■ Challenge: Locate the line that contains "What does this". Copy it and every following line through the end of the records, exactly, and include nothing else.

· · ·

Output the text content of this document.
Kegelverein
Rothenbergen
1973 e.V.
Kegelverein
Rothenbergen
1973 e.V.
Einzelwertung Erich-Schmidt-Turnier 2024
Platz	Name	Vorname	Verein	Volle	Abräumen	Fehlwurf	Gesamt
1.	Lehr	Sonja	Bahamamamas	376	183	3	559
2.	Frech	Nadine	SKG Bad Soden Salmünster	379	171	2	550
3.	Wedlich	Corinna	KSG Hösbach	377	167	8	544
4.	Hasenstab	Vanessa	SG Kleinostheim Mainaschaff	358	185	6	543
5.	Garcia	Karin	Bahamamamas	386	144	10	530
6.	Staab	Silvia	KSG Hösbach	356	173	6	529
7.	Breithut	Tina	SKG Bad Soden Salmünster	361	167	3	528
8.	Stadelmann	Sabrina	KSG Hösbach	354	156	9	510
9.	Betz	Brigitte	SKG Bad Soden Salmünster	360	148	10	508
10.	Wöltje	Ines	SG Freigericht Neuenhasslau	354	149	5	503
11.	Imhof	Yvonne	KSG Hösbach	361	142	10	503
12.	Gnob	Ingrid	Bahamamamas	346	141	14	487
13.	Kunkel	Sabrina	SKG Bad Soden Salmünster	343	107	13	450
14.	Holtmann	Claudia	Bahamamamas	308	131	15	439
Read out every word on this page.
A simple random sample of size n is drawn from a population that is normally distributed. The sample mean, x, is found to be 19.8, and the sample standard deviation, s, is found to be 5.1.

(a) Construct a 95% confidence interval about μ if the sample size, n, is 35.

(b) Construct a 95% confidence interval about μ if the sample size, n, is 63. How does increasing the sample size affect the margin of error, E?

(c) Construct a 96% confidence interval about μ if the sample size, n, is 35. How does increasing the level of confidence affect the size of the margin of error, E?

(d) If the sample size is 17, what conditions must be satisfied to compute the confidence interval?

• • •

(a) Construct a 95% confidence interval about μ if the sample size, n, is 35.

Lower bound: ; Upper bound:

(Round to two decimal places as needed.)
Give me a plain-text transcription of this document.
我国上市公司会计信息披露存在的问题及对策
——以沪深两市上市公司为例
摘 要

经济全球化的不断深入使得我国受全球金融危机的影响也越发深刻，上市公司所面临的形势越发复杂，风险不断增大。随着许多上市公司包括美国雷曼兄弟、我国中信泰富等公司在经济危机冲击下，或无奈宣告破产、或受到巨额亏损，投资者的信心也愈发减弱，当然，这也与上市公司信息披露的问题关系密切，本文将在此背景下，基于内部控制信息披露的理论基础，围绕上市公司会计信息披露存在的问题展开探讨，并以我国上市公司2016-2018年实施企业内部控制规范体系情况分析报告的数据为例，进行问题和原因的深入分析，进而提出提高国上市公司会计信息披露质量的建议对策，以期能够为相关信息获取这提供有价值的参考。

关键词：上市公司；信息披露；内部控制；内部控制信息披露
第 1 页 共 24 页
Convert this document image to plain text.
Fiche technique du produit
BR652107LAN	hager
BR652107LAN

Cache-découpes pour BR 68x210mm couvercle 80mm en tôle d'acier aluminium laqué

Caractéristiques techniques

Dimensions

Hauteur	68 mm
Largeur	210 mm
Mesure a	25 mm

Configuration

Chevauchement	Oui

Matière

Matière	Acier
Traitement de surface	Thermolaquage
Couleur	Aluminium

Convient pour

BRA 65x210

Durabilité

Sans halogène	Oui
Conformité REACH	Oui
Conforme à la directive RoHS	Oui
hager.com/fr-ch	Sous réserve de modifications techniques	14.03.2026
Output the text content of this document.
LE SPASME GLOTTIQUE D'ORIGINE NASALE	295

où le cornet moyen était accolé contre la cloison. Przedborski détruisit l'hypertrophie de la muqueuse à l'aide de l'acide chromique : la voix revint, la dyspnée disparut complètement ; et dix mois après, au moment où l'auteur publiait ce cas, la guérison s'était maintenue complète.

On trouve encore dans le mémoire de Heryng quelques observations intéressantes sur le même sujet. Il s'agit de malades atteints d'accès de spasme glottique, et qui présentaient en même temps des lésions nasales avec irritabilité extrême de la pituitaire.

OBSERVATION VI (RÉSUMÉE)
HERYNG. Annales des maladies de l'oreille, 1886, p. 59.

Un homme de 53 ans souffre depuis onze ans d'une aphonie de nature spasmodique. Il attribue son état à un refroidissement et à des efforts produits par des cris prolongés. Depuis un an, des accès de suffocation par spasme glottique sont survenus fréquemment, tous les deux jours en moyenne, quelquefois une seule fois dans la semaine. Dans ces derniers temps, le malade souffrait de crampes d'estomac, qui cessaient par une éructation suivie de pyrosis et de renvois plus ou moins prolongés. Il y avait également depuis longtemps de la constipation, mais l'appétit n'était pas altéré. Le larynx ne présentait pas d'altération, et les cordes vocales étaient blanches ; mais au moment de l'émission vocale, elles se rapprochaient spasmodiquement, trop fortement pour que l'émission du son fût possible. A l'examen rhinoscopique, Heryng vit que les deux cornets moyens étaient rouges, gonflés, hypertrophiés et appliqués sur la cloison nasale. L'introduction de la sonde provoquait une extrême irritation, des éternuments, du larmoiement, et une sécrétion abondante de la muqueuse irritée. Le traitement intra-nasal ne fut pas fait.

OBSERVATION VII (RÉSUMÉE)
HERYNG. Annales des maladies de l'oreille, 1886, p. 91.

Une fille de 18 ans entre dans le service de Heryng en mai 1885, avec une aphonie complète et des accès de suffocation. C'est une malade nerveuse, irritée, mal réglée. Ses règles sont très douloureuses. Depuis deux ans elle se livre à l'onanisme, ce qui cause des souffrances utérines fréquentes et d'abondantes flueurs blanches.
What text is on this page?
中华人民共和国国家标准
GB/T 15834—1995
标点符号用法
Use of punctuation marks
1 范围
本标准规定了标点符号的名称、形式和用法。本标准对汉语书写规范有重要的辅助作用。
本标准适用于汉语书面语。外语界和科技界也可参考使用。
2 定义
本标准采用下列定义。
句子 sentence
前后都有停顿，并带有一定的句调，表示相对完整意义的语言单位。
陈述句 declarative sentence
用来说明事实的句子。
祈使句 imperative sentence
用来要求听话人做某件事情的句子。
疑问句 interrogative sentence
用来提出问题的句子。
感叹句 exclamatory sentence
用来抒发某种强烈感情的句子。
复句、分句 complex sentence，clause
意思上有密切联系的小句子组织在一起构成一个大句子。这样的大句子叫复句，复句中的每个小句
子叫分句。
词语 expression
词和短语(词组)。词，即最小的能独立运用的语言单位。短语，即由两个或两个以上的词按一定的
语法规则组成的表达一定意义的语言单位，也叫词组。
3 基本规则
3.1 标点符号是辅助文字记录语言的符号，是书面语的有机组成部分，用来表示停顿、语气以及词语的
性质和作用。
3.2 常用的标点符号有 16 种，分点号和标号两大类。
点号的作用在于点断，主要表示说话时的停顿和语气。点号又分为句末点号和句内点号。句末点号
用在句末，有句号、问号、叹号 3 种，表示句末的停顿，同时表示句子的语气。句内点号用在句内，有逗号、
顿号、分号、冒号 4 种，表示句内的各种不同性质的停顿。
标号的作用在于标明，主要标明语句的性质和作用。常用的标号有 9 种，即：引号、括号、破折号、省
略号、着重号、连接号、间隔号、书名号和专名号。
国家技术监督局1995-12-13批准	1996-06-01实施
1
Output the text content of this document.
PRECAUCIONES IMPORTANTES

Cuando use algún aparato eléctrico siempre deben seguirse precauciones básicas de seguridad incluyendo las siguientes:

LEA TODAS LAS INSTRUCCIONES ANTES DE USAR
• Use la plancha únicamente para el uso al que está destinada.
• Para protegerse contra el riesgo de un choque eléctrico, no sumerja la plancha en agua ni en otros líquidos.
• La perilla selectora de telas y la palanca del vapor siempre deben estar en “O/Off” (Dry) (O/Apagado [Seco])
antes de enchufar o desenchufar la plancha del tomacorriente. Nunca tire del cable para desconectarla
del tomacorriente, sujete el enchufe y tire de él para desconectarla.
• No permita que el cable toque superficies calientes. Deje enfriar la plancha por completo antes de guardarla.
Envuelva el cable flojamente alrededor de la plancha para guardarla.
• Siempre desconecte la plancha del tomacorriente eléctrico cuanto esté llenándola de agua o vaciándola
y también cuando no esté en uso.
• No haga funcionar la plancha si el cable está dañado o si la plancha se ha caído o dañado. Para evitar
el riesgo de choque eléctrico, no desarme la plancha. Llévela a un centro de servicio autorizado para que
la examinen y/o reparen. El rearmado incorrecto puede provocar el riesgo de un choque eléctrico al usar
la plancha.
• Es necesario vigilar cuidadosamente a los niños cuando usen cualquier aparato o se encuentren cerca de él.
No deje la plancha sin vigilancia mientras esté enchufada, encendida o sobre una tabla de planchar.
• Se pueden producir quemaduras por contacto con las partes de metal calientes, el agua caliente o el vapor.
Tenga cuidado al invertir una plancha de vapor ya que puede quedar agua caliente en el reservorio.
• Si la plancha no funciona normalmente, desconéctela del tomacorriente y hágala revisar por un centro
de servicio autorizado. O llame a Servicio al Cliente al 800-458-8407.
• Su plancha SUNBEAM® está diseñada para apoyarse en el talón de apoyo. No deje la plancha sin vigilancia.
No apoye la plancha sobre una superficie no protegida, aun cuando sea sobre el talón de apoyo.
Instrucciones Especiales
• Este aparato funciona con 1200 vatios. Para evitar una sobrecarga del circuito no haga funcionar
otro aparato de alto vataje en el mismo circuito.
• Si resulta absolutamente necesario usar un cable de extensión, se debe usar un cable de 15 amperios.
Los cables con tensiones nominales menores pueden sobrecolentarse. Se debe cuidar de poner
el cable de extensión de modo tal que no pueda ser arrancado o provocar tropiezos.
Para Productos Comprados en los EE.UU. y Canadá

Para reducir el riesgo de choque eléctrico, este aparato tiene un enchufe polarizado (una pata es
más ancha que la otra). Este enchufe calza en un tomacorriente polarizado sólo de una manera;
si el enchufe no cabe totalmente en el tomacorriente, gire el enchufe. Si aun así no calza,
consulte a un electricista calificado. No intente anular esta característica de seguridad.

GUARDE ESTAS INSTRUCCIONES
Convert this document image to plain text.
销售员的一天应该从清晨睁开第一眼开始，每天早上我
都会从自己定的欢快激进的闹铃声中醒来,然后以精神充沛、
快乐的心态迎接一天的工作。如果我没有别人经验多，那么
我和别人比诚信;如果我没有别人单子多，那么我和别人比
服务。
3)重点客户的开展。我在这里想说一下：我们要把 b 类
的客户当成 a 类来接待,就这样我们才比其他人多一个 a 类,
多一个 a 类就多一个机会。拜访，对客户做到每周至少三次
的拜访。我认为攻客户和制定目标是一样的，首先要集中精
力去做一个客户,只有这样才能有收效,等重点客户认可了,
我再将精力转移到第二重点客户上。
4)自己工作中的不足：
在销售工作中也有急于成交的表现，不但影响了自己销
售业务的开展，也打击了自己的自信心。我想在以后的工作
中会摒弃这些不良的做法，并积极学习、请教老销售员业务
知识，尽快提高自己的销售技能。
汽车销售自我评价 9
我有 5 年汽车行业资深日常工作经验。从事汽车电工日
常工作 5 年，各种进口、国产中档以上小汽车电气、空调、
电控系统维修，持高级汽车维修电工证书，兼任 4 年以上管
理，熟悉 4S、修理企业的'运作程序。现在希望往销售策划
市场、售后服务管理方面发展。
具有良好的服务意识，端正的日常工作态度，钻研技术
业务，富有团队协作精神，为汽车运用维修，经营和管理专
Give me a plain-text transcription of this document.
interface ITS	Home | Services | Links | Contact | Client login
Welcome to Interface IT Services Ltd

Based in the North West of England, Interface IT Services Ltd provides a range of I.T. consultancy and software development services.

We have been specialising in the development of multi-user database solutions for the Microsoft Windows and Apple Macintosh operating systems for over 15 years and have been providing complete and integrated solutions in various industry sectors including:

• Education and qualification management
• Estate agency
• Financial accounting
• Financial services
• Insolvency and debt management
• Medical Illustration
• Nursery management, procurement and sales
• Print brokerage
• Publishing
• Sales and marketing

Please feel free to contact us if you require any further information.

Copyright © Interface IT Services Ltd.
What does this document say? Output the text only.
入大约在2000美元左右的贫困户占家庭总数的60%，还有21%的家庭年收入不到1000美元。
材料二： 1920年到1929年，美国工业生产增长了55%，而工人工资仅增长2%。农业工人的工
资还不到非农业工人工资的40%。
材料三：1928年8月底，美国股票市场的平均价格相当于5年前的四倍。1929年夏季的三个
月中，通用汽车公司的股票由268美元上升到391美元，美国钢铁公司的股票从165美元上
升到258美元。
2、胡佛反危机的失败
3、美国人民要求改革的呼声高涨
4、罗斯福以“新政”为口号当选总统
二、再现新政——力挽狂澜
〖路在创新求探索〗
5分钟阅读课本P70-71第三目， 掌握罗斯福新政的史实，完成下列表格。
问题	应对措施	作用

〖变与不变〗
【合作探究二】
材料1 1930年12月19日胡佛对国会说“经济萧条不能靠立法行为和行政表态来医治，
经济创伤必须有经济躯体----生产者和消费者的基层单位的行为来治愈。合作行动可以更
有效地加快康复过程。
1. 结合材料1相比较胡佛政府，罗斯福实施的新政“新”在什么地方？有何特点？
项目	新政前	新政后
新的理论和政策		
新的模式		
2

· · ·

■ Written solution:
What does this document say? Output the text only.
入大约在2000美元左右的贫困户占家庭总数的60%，还有21%的家庭年收入不到1000美元。
材料二： 1920年到1929年，美国工业生产增长了55%，而工人工资仅增长2%。农业工人的工
资还不到非农业工人工资的40%。
材料三：1928年8月底，美国股票市场的平均价格相当于5年前的四倍。1929年夏季的三个
月中，通用汽车公司的股票由268美元上升到391美元，美国钢铁公司的股票从165美元上
升到258美元。
2、胡佛反危机的失败
3、美国人民要求改革的呼声高涨
4、罗斯福以“新政”为口号当选总统
二、再现新政——力挽狂澜
〖路在创新求探索〗
5分钟阅读课本P70-71第三目， 掌握罗斯福新政的史实，完成下列表格。
问题	应对措施	作用

〖变与不变〗
【合作探究二】
材料1 1930年12月19日胡佛对国会说“经济萧条不能靠立法行为和行政表态来医治，
经济创伤必须有经济躯体----生产者和消费者的基层单位的行为来治愈。合作行动可以更
有效地加快康复过程。
1. 结合材料1相比较胡佛政府，罗斯福实施的新政“新”在什么地方？有何特点？
项目	新政前	新政后
新的理论和政策		
新的模式		
2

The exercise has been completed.